## EXERCISE
Reproduce each line that includes the word "browser".

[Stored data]
__________

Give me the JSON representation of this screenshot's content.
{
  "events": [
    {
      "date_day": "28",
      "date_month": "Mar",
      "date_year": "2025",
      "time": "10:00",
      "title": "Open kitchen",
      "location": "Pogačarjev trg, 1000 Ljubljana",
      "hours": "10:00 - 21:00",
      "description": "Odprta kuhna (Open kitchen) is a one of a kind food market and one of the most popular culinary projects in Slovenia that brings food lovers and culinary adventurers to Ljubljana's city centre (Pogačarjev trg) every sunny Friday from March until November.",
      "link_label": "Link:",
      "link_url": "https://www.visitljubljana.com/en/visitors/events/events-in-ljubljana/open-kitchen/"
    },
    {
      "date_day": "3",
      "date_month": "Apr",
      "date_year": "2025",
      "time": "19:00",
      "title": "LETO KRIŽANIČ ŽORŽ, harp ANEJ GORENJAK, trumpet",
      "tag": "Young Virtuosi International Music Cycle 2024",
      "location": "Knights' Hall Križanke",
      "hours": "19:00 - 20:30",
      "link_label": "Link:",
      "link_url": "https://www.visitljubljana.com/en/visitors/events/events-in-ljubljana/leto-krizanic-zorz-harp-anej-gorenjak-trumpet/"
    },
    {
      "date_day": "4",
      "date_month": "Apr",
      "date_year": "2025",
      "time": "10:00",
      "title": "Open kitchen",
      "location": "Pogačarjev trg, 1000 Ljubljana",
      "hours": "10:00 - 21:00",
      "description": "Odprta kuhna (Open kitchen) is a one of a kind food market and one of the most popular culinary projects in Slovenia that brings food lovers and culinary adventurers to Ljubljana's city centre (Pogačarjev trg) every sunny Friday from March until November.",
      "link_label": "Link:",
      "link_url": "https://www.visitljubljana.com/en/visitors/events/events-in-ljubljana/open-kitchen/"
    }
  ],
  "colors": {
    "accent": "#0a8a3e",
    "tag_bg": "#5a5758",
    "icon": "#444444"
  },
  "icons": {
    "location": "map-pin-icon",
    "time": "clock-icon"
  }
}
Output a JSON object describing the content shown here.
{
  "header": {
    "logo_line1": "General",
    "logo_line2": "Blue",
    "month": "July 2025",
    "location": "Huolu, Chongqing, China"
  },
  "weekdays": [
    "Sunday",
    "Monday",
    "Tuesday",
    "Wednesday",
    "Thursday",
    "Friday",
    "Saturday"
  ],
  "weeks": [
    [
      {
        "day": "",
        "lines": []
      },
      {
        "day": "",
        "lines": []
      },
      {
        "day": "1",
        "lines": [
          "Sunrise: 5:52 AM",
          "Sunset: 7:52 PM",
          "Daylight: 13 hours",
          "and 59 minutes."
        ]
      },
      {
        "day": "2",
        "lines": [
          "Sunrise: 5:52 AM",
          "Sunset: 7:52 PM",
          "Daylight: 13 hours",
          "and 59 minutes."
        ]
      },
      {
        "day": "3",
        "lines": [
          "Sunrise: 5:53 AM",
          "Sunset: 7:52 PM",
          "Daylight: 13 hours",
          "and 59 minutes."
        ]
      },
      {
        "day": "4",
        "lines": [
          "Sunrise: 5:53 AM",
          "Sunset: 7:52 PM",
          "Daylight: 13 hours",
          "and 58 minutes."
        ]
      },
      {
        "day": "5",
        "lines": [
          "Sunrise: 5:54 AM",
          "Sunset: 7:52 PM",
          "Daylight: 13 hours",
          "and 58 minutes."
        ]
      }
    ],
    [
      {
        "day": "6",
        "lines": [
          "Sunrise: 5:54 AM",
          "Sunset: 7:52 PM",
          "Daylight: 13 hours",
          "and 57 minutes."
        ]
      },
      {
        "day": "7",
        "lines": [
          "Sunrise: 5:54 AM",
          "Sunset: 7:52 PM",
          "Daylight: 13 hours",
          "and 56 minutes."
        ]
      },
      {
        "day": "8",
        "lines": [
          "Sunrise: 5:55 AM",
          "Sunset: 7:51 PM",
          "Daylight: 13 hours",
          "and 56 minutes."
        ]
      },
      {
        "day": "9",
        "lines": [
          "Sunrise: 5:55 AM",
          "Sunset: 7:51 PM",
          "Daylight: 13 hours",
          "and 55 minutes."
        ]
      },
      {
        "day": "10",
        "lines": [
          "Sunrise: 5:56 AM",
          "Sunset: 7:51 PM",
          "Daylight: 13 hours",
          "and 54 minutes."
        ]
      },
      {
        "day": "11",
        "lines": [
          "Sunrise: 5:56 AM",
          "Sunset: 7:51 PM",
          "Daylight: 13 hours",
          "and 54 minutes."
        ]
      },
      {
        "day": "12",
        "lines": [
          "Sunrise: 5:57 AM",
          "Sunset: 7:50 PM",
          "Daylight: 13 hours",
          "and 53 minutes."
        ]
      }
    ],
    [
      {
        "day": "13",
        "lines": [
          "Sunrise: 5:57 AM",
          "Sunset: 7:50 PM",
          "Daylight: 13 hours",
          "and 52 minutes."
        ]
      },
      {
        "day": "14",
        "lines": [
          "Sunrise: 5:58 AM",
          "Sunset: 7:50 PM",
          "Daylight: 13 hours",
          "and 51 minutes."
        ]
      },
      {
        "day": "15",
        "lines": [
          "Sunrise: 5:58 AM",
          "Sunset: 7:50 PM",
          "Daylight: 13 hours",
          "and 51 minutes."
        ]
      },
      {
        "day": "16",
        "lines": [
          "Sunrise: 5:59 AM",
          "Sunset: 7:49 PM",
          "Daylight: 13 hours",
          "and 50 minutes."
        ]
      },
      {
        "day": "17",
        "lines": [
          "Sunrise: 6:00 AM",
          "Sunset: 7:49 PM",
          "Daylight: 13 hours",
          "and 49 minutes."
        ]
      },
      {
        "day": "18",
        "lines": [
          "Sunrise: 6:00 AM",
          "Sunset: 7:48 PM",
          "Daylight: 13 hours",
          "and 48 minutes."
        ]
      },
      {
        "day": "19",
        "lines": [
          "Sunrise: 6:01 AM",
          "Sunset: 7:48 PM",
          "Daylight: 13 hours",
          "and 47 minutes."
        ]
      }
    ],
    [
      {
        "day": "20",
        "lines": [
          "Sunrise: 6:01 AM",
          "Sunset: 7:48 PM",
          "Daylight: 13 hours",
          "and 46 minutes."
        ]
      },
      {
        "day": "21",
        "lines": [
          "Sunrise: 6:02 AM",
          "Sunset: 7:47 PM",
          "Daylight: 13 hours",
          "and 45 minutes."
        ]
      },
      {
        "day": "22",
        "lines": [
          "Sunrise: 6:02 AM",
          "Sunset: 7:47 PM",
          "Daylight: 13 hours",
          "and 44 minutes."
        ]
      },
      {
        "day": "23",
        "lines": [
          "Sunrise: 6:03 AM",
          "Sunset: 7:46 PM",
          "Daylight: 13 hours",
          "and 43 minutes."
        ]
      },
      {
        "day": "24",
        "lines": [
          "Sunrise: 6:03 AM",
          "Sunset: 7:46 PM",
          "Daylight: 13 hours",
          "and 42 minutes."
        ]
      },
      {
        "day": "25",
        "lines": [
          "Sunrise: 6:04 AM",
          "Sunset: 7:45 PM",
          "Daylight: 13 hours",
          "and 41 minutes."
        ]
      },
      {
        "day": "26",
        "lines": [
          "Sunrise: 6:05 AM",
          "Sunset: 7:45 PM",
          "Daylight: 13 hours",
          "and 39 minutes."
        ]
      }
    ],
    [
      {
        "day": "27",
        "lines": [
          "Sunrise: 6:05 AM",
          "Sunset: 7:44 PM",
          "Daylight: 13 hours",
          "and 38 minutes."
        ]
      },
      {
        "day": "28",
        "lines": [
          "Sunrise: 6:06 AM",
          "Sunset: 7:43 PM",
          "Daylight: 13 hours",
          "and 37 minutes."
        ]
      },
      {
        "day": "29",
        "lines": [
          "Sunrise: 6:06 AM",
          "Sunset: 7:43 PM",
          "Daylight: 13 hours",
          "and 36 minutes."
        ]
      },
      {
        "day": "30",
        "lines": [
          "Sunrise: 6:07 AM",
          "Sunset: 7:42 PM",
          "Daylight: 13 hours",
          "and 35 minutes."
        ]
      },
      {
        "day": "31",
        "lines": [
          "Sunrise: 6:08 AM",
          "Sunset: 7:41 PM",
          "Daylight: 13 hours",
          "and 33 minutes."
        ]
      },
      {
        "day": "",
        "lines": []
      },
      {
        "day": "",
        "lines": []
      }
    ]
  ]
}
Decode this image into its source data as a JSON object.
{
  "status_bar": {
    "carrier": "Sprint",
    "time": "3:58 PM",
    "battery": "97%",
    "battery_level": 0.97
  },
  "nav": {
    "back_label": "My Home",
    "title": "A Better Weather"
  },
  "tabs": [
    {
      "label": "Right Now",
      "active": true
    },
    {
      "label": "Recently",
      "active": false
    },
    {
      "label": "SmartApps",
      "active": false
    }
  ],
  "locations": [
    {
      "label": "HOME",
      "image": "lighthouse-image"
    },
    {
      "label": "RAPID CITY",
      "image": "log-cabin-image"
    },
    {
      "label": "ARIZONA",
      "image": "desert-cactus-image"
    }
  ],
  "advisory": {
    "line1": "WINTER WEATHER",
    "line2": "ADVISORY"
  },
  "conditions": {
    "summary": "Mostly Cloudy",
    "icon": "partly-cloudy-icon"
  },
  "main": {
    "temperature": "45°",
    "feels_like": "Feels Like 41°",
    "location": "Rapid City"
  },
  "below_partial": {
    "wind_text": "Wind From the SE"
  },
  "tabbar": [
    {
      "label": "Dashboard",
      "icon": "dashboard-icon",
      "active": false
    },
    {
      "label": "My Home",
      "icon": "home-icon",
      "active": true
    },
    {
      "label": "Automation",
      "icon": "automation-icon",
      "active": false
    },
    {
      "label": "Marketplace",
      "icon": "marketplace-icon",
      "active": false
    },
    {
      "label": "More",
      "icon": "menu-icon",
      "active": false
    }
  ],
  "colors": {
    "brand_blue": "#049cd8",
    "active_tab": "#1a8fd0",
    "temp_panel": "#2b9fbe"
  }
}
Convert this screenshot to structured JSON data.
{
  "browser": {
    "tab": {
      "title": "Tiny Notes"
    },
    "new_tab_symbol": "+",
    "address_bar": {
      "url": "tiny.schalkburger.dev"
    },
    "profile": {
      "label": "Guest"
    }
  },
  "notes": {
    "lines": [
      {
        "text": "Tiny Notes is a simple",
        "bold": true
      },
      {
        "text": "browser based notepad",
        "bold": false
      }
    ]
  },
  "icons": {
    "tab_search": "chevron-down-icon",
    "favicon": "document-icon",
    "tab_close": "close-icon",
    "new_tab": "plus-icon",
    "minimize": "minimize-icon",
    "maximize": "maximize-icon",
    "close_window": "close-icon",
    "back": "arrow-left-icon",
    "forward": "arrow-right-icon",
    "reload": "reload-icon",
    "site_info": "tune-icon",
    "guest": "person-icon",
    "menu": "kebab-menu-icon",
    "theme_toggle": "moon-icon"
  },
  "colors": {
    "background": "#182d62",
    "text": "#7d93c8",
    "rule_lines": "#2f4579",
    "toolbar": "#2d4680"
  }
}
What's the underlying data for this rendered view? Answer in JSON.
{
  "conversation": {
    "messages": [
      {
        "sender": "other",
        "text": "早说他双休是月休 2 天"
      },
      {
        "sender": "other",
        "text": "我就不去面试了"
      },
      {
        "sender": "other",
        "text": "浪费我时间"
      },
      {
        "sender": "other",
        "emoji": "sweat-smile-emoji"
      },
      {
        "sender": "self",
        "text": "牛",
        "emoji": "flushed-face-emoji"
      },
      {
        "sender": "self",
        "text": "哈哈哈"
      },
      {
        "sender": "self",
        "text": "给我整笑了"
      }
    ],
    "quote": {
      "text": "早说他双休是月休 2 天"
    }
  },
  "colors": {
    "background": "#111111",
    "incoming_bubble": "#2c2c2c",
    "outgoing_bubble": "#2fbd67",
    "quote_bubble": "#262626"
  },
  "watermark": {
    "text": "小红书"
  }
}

__________

## SOLUTION
  "browser": {
        "text": "browser based notepad",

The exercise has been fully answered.